WHAT IS NEEDED ::
Show only lines that include "得意扬扬".

DATA RECORDS ::
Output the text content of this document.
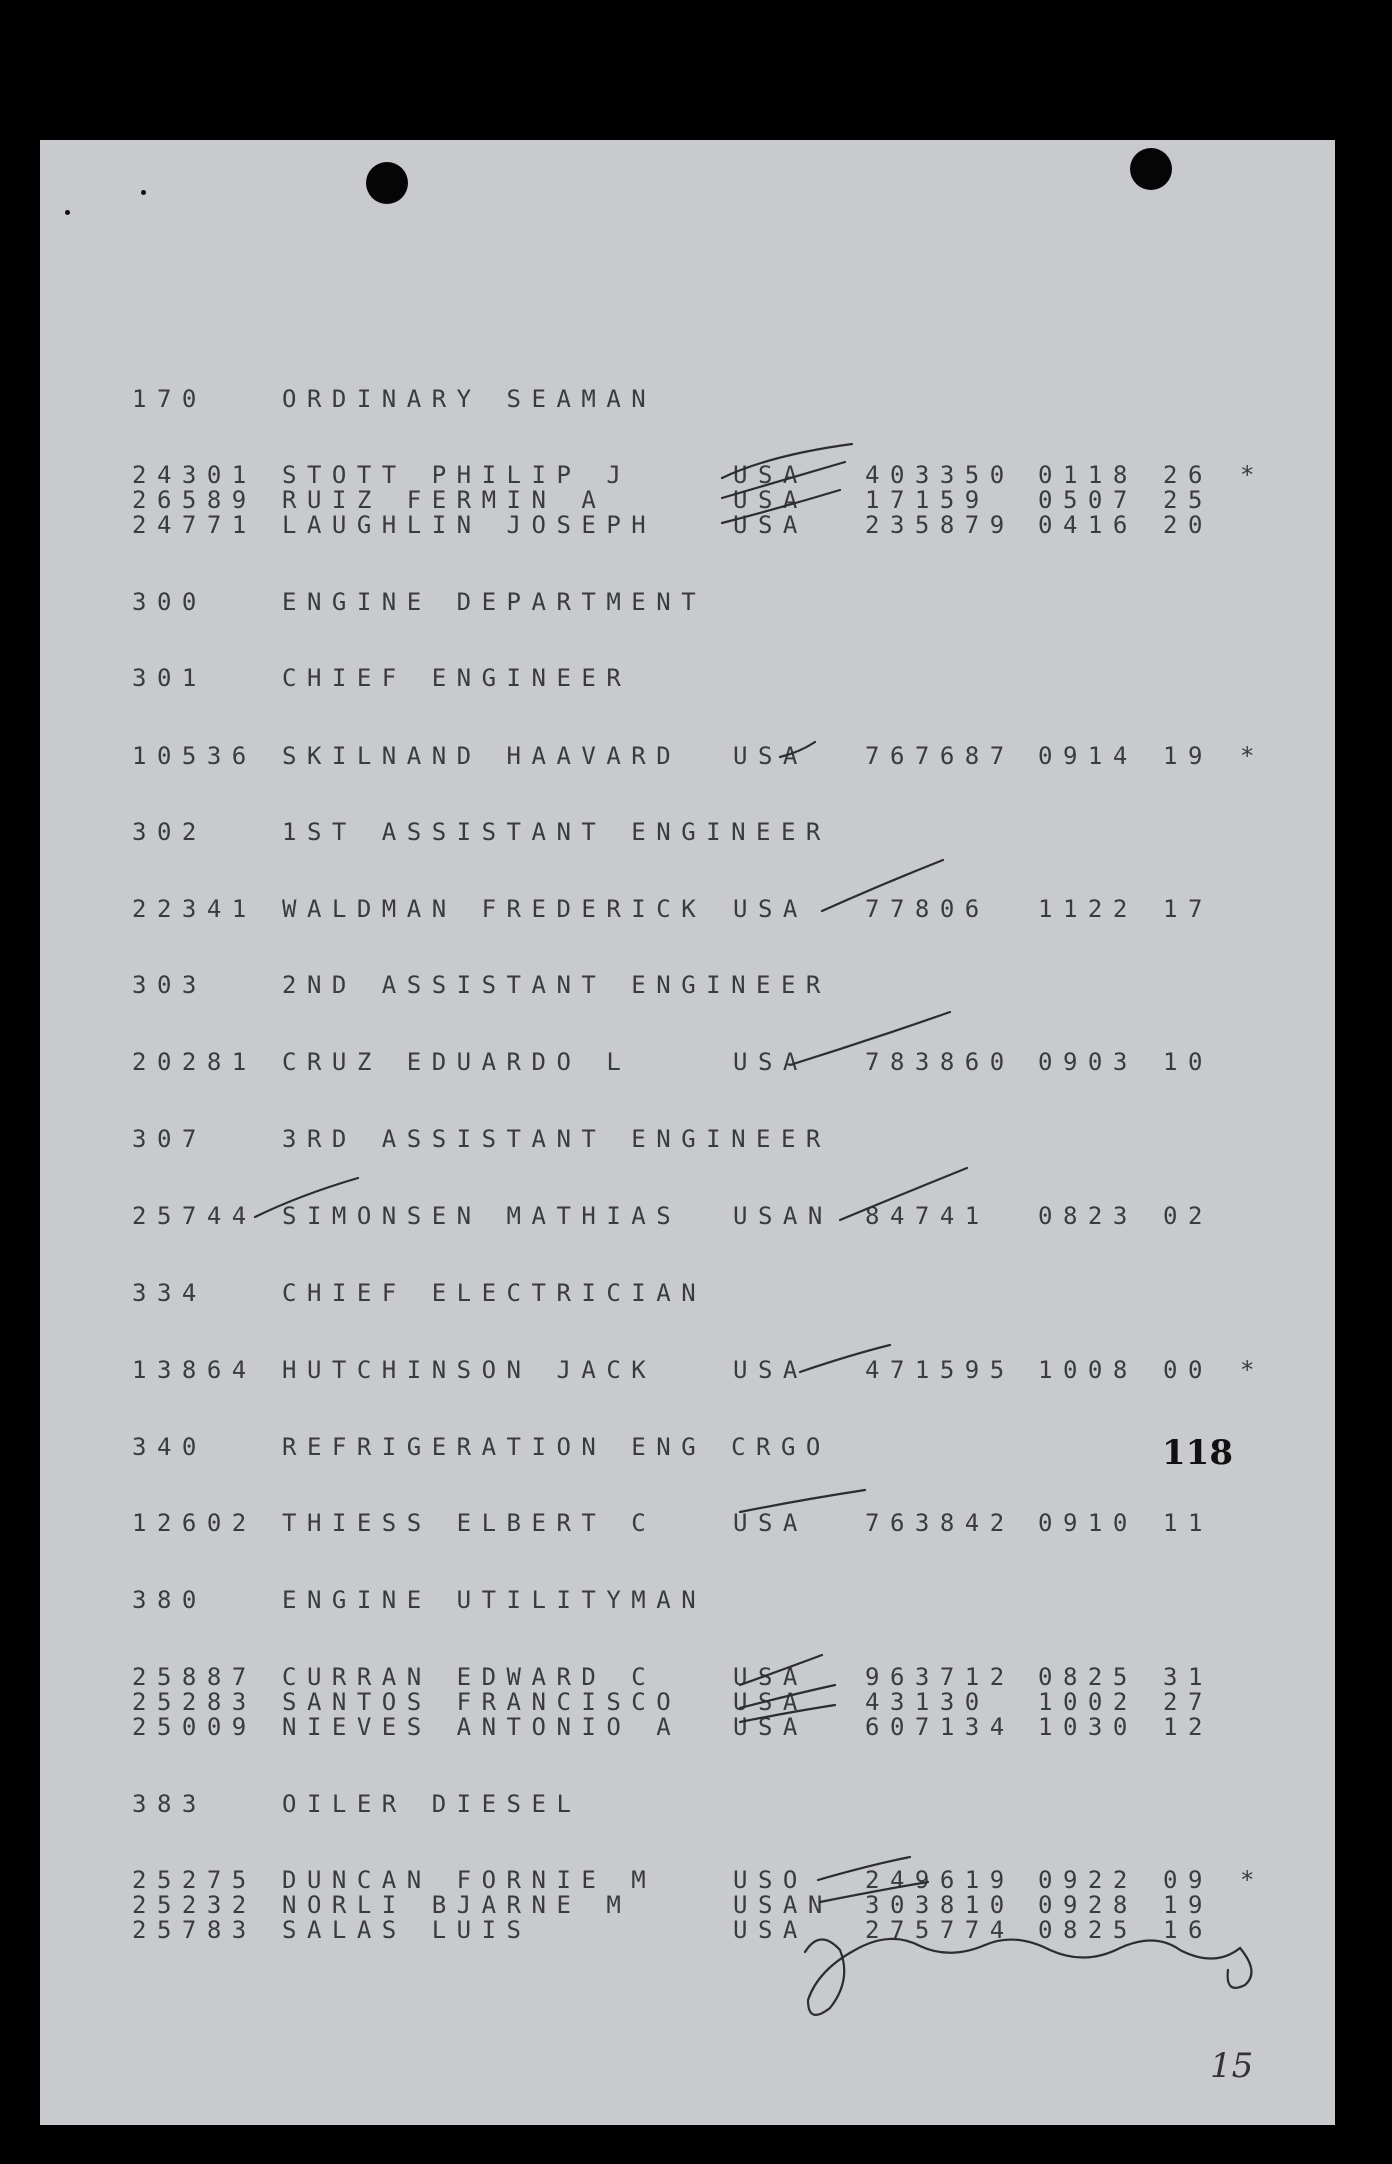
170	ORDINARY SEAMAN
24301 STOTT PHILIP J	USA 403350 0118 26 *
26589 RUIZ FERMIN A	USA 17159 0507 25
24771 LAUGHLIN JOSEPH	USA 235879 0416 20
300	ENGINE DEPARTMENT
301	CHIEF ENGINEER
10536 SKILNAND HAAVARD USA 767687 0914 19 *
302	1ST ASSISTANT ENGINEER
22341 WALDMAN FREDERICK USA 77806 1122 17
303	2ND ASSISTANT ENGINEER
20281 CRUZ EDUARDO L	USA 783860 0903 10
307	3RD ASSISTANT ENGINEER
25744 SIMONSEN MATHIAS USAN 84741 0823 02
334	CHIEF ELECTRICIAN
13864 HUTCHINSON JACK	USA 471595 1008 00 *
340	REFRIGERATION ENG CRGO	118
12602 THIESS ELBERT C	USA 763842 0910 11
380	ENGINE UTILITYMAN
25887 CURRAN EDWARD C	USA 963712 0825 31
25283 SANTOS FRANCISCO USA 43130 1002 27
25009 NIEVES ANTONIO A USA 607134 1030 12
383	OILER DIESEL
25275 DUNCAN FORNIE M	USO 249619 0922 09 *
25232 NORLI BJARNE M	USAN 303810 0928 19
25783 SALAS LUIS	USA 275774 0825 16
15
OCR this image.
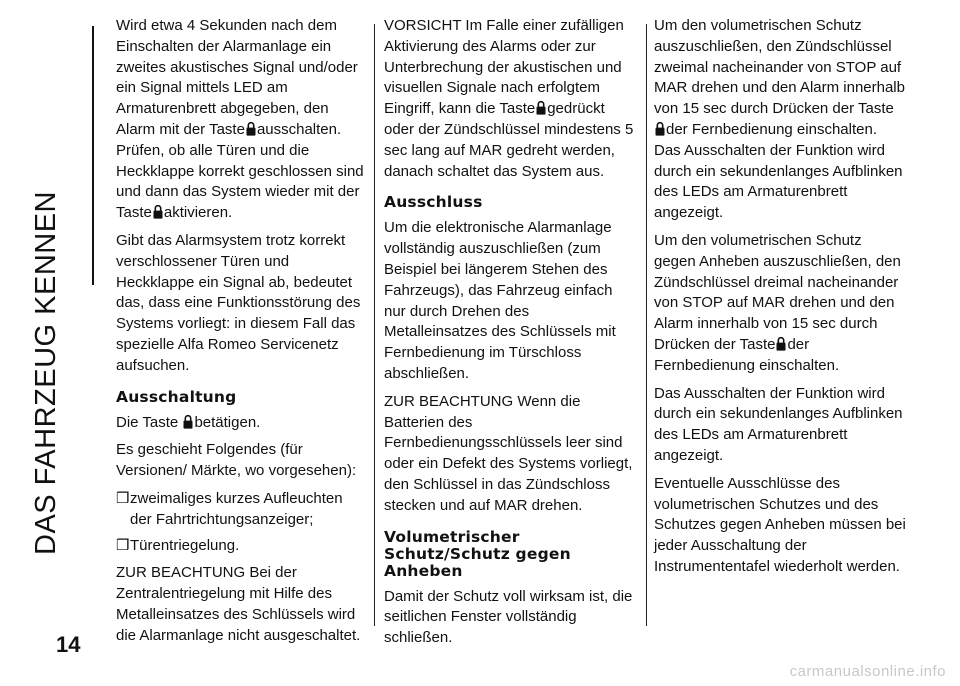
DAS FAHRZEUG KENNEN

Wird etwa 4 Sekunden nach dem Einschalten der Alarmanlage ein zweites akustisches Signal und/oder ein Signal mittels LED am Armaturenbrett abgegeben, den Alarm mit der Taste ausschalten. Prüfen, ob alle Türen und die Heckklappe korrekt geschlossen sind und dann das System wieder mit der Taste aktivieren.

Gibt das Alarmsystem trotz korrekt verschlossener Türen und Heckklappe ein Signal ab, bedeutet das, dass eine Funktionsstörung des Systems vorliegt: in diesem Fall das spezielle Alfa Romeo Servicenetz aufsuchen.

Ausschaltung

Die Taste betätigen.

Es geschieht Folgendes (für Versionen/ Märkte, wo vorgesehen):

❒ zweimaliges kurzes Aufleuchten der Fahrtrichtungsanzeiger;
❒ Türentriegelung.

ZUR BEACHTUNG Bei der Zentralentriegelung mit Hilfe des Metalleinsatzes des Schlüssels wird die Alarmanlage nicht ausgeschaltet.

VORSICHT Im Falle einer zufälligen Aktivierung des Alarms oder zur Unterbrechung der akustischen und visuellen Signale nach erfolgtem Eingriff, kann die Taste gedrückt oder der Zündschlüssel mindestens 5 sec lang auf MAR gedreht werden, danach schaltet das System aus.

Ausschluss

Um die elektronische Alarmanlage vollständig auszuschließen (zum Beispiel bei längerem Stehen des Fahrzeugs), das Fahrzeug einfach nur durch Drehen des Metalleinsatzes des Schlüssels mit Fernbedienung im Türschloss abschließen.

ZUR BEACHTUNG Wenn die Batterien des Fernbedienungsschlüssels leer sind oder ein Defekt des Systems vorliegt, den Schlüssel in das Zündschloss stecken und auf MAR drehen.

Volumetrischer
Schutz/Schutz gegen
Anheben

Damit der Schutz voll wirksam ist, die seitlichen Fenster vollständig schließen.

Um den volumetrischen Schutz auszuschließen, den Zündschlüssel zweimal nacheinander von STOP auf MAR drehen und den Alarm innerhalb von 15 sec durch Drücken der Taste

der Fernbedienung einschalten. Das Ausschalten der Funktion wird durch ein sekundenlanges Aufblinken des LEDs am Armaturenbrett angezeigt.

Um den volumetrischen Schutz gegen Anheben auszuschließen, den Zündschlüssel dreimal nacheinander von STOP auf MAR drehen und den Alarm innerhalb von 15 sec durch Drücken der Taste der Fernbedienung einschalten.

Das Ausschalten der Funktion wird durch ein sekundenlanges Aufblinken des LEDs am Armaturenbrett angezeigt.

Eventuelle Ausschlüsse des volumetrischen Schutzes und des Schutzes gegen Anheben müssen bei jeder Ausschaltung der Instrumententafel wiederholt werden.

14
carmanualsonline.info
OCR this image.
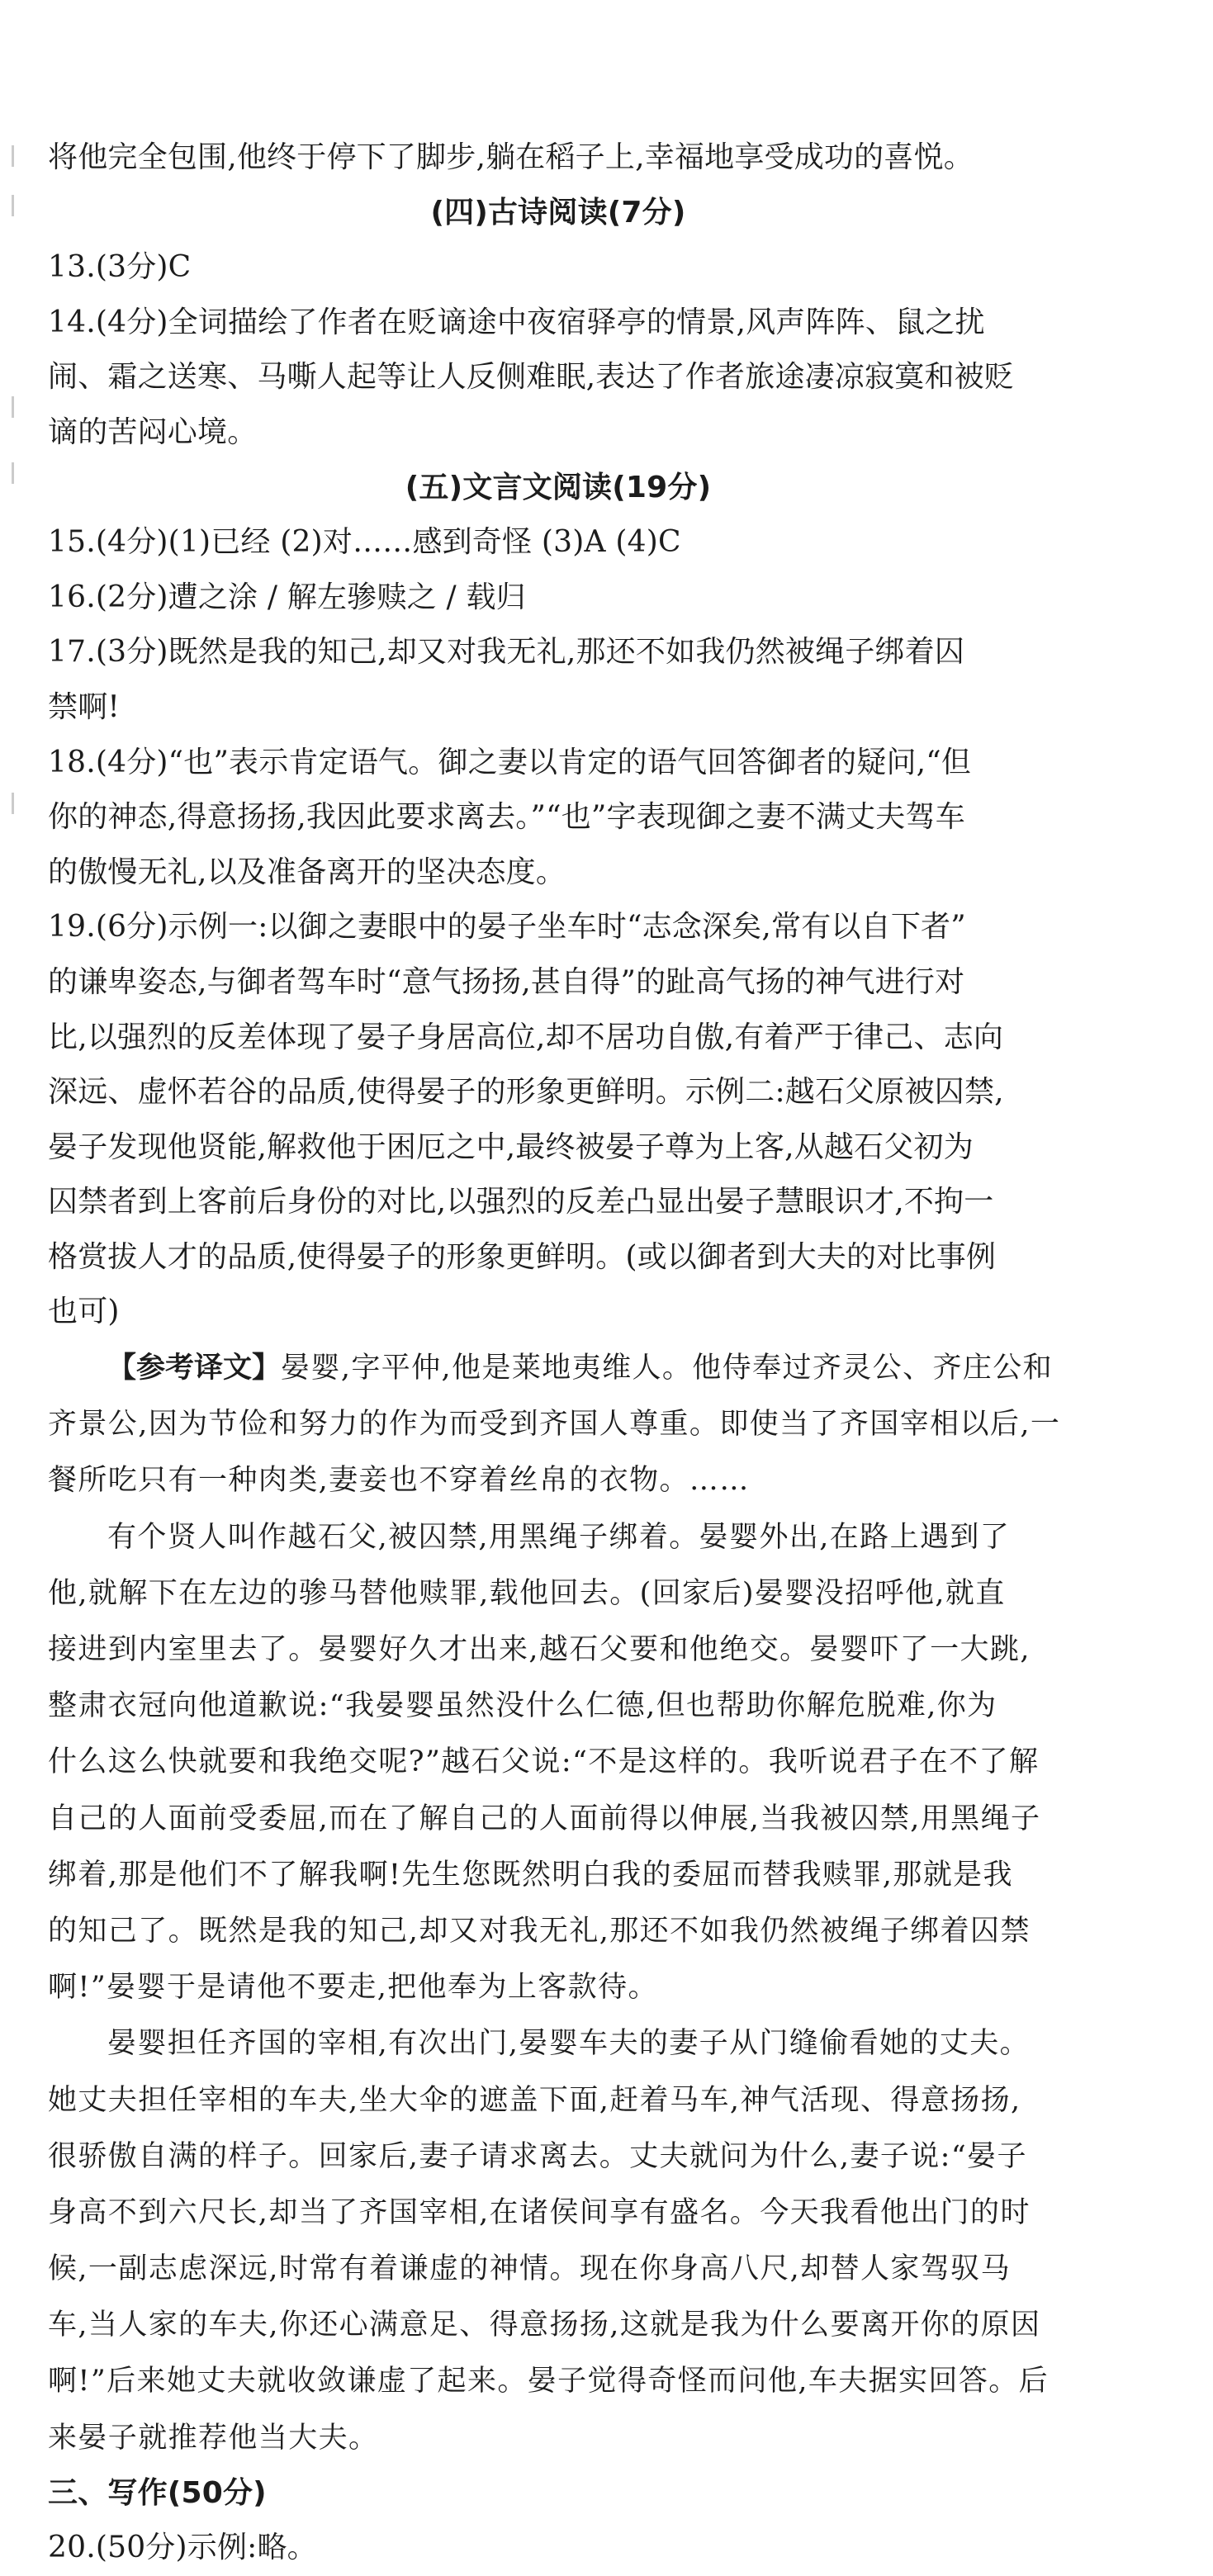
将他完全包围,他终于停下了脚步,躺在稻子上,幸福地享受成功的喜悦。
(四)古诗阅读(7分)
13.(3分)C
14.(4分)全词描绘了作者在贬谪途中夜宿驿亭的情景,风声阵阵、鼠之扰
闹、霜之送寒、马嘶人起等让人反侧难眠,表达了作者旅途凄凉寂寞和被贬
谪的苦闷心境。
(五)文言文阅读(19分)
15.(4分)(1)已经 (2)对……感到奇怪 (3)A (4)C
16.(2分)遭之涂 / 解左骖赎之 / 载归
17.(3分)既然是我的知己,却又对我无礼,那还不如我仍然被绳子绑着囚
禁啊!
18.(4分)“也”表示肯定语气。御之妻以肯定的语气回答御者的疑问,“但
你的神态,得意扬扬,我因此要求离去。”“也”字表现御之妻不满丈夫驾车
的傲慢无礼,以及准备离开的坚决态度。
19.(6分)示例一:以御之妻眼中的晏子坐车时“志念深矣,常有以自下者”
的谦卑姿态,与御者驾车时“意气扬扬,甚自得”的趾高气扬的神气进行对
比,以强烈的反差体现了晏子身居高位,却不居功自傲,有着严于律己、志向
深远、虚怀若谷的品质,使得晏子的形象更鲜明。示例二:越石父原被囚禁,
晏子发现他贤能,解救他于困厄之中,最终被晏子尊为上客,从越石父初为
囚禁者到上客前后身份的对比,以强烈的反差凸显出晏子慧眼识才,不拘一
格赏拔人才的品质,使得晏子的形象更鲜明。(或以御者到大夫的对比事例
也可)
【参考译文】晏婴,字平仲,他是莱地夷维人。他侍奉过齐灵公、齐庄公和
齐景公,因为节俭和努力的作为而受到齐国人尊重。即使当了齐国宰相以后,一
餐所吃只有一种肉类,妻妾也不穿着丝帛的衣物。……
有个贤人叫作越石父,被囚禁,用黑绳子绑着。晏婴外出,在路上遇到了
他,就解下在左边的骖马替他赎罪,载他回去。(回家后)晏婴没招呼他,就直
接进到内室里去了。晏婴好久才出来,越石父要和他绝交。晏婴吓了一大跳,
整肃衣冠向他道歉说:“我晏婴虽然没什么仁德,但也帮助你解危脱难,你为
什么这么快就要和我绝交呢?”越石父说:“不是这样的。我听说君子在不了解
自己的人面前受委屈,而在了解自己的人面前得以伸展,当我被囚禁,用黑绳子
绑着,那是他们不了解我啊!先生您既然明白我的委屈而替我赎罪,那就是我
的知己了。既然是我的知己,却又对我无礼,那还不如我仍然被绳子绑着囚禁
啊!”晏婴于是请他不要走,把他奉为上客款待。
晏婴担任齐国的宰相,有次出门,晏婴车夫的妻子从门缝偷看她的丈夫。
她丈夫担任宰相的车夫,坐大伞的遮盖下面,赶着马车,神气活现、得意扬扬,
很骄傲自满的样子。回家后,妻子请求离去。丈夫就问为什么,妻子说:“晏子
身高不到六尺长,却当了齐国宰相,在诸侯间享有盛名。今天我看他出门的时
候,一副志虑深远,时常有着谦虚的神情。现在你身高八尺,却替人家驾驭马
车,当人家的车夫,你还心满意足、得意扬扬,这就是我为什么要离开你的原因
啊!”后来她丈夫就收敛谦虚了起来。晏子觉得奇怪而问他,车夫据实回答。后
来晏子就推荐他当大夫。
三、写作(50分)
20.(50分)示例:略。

CORRECT RESPONSE ::
你的神态,得意扬扬,我因此要求离去。”“也”字表现御之妻不满丈夫驾车
她丈夫担任宰相的车夫,坐大伞的遮盖下面,赶着马车,神气活现、得意扬扬,
车,当人家的车夫,你还心满意足、得意扬扬,这就是我为什么要离开你的原因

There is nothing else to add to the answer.